**Problem description**
Omit every picture while repeating the entries exactly.

Saved entries
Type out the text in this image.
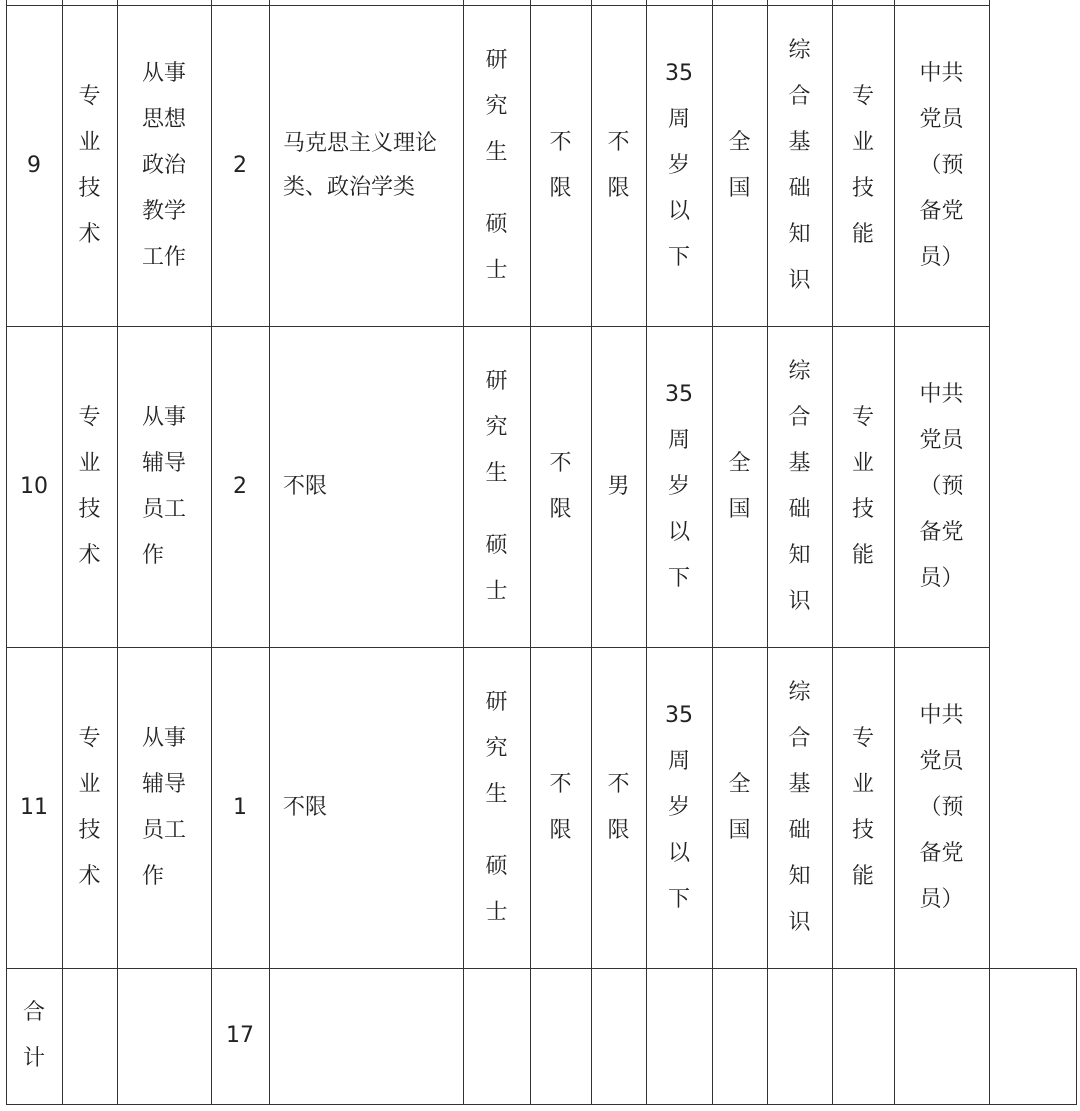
9
专
业
技
术
从事
思想
政治
教学
工作
2
马克思主义理论
类、政治学类
研
究
生
硕
士
不
限
不
限
35
周
岁
以
下
全
国
综
合
基
础
知
识
专
业
技
能
中共
党员
（预
备党
员）
10
专
业
技
术
从事
辅导
员工
作
2 不限
研
究
生
硕
士
不
限
男
35
周
岁
以
下
全
国
综
合
基
础
知
识
专
业
技
能
中共
党员
（预
备党
员）
11
专
业
技
术
从事
辅导
员工
作
1 不限
研
究
生
硕
士
不
限
不
限
35
周
岁
以
下
全
国
综
合
基
础
知
识
专
业
技
能
中共
党员
（预
备党
员）
合
计
17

**Full response**
Type out the text in this image.
9
专
业
技
术
从事
思想
政治
教学
工作
2
马克思主义理论
类、政治学类
研
究
生
硕
士
不
限
不
限
35
周
岁
以
下
全
国
综
合
基
础
知
识
专
业
技
能
中共
党员
（预
备党
员）
10
专
业
技
术
从事
辅导
员工
作
2 不限
研
究
生
硕
士
不
限
男
35
周
岁
以
下
全
国
综
合
基
础
知
识
专
业
技
能
中共
党员
（预
备党
员）
11
专
业
技
术
从事
辅导
员工
作
1 不限
研
究
生
硕
士
不
限
不
限
35
周
岁
以
下
全
国
综
合
基
础
知
识
专
业
技
能
中共
党员
（预
备党
员）
合
计
17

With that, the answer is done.